Суть задания: Чью статью приведённый ниже отрывок о прозе Грина называет одной из самых ранних работ о писателе?

Фрагмент документа:
====================

Выбрать главу

Надо сказать, однако, что и у Грина взаимоотношения романтически преобразующих и реалистически отображающих действительность творческих начал выглядят гораздо сложнее, чем было принято представлять в нашей литературно-критической олеографии последних десятилетий.

Крайне интересна с этой точки зрения уже упоминавшаяся «Автобиографическая повесть», где документальное жизнеописание то и дело уступает место тонкому психологическому автопортрету романтика. Многое здесь автором трансформировано, сознательно опущено, гиперболизировано или переосмыслено. Повесть пронизывают безжалостно откровенные и нередко автоиронические интонации: «…будучи нетерпелив, страстен и небрежен, я ни в чем не достигал совершенства, всегда мечтами возмещая недостатки своей работы»; «Я был вечно погружен в свое собственное представление о морской жизни… Я был наивен, мало что знал о людях, не умел жить тем, чем живут окружающие, был нерасторопен, не силен, не сообразителен».

Вся гриновская «автобиография» построена на контрасте между романтикой и суровой реальностью: «золотой дым вылетел из моей головы». На одном полюсе этой невеселой художественной исповеди юноше «грезятся костры в лесу… золото и пиры, медведи и индейцы», «море, покрытое парусами», на другом – «человека бьют бутылками, ногами, табуретом», «разрывают рот до уха, которое уже чуть болталось на красном мясе»…

Стереотип восприятия прозы Грина сложился едва ли не с 1910-х годов. Его привлекает мир «гигантов» и «чародеев»; герои его, с именами, равно чуждыми, кажется, всем народам на свете, живут и действуют в феерической обстановке, в которую читатель верит, хотя и понимает, что она выдумана, – вот содержание одной из самых ранних работ о Грине, статьи Л. Войтоловского. Положительные оценки гриновского романтизма могли колебаться – от утверждения того же Л. Войтоловского, что он «сродни романтизму Горького», до удивления К. Зелинского «этим „точным“ попаданиям в ничто», но легко сводились к общему знаменателю: «чистый» романтик, далекий от изображения какой-либо реальности, в том числе и реальности человеческих отношений.

====================

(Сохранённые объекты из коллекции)

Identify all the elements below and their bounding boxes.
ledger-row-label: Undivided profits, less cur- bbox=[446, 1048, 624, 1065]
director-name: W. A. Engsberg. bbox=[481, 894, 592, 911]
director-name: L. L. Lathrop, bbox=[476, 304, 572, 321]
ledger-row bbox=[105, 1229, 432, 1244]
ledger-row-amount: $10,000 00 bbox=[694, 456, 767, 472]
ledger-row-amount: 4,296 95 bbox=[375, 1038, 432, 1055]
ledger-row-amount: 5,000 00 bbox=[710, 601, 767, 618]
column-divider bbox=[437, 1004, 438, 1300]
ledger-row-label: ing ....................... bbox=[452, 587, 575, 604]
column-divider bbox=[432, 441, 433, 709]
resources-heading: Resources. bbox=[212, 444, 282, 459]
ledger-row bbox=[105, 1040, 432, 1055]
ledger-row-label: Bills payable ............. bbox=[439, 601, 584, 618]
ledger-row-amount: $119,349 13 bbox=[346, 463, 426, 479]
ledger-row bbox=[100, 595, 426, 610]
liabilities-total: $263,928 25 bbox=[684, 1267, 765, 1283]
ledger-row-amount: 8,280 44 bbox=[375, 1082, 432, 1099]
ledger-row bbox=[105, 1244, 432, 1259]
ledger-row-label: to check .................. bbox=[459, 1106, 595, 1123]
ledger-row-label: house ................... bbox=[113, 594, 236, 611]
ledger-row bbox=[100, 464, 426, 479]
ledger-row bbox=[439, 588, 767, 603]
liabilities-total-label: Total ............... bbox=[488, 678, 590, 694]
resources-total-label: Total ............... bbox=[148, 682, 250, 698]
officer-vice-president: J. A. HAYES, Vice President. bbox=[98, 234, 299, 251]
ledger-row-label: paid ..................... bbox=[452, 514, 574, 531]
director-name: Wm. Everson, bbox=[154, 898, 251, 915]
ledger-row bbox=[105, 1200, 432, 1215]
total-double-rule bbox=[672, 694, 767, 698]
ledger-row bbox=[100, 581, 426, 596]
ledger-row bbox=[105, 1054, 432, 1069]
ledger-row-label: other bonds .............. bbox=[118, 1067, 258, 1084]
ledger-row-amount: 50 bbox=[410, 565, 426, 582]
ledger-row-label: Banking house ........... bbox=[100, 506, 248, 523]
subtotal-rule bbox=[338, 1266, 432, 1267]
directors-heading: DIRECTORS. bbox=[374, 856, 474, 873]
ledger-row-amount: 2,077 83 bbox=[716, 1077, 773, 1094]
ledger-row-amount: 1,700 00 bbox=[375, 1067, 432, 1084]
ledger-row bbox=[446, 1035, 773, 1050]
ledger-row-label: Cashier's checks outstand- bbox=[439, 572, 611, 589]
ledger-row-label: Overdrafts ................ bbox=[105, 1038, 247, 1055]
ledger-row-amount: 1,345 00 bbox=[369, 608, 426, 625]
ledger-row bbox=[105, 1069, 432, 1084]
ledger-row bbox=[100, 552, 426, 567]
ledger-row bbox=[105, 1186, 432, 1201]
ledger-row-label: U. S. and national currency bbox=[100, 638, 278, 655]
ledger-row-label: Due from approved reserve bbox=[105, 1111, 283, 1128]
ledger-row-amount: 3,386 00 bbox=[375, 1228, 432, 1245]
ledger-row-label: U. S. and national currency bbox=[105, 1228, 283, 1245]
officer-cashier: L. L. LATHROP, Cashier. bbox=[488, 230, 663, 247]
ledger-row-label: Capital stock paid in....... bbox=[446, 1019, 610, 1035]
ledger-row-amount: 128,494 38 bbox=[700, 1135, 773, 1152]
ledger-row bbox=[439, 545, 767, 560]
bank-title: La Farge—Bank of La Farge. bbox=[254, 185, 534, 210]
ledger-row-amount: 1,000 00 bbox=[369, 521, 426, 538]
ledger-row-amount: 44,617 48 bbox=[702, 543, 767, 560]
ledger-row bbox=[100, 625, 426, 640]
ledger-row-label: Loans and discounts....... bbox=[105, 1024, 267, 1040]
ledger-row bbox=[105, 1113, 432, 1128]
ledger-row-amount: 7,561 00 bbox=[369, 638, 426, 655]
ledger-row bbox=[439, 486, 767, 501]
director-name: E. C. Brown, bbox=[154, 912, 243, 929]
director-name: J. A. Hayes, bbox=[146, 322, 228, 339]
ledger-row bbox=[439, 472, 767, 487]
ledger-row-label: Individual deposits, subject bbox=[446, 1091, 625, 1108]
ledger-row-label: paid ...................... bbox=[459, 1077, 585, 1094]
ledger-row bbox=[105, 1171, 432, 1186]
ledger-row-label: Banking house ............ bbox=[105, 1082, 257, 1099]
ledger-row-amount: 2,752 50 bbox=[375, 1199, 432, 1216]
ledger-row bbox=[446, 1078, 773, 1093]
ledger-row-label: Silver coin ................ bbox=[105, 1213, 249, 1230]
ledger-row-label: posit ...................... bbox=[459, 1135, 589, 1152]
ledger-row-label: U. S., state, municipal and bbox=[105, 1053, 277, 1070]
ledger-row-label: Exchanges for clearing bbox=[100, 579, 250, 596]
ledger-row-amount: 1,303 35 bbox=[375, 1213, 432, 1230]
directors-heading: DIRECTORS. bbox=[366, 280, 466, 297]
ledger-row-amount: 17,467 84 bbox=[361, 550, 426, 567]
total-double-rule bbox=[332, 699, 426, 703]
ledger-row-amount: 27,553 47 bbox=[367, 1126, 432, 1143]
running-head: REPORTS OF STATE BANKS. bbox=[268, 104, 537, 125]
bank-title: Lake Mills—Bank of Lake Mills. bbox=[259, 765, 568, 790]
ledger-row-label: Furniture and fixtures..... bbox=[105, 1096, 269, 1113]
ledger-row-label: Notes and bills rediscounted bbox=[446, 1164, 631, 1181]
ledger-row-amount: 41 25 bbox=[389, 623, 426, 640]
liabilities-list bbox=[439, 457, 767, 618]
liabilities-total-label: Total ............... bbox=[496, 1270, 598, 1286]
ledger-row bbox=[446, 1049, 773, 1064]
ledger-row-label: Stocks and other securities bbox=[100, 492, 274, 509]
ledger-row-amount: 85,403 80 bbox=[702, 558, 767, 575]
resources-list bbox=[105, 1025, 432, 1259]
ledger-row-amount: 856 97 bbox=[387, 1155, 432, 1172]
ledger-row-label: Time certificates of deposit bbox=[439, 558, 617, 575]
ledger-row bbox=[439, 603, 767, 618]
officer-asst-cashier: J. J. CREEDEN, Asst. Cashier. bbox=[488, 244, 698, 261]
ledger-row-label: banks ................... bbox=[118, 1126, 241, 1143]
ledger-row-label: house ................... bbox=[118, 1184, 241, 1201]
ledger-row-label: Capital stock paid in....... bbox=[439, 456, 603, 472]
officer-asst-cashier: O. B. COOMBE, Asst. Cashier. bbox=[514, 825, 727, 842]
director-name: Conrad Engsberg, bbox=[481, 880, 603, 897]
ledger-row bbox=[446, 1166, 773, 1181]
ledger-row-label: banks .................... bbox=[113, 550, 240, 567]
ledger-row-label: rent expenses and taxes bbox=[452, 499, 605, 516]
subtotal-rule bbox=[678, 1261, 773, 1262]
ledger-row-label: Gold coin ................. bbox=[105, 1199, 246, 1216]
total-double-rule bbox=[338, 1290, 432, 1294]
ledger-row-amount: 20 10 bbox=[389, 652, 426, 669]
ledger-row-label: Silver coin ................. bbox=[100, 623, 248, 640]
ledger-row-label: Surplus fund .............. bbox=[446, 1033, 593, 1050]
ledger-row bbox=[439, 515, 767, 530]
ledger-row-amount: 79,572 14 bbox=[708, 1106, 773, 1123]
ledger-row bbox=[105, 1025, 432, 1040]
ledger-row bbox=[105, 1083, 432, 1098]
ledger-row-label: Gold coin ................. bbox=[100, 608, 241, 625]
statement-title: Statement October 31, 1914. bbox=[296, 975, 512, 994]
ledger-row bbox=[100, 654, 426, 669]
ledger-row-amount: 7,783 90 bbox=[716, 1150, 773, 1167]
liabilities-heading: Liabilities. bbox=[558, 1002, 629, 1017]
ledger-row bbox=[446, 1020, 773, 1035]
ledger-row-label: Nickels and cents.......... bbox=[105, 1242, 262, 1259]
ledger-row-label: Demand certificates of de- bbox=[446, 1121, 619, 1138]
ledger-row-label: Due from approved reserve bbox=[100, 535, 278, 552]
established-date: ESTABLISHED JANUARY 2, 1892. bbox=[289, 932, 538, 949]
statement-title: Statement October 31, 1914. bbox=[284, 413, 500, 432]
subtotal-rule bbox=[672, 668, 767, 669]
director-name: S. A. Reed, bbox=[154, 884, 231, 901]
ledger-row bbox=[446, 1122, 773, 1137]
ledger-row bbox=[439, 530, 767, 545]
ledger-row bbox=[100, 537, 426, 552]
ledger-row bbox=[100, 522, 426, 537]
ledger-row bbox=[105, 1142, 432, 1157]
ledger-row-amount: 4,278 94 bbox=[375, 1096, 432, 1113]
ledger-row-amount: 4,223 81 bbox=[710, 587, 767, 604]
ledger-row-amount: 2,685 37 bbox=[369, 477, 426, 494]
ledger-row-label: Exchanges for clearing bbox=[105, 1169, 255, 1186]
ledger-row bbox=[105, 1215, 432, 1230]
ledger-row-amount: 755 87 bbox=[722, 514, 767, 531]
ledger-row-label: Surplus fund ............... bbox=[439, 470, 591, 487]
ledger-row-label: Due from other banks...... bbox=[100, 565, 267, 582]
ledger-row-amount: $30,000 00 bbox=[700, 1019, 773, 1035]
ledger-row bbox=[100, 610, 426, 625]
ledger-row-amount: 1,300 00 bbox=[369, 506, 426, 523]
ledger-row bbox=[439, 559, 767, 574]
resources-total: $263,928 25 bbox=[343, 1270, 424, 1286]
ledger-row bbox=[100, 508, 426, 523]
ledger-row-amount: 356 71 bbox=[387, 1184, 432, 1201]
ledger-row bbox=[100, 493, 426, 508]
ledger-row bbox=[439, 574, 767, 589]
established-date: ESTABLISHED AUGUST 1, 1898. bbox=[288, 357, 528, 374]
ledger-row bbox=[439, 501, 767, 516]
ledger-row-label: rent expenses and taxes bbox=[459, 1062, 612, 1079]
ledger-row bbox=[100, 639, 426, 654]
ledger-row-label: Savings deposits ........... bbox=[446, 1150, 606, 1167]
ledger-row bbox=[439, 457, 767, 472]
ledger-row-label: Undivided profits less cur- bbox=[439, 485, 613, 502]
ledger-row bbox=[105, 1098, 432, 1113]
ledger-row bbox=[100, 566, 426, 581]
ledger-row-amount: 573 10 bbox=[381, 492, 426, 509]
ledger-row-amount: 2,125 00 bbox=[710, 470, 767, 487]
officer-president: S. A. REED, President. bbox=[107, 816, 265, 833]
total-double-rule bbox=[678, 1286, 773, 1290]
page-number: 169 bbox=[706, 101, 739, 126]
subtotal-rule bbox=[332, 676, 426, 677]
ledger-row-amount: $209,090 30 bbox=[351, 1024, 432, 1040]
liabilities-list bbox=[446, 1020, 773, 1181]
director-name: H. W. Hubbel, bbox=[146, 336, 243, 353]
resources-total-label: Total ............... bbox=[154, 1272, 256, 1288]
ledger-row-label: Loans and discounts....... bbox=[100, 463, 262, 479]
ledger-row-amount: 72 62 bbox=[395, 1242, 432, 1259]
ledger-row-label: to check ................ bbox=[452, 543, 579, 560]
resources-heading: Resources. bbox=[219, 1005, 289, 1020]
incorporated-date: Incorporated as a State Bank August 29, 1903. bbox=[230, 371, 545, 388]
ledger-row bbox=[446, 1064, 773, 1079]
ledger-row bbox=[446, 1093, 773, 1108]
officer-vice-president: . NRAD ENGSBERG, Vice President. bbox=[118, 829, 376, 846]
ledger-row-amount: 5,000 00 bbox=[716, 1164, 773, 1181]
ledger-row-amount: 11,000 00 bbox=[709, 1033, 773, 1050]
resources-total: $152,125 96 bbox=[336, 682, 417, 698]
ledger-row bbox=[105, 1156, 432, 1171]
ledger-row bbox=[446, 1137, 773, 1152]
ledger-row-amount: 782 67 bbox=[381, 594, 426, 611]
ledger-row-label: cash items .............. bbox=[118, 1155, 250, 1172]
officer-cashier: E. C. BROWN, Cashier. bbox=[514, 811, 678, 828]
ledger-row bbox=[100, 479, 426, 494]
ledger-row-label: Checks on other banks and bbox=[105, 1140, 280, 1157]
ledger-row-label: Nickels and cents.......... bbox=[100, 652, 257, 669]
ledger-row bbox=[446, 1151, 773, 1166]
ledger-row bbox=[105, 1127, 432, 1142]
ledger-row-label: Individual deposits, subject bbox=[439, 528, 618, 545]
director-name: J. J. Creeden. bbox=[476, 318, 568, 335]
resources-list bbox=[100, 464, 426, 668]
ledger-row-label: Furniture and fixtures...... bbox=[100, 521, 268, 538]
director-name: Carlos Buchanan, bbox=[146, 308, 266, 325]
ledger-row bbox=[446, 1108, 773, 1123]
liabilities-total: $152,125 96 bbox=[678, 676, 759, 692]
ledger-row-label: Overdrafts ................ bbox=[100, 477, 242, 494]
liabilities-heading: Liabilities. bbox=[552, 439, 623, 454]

====================

Ответ на задание: Статью Л. Войтоловского.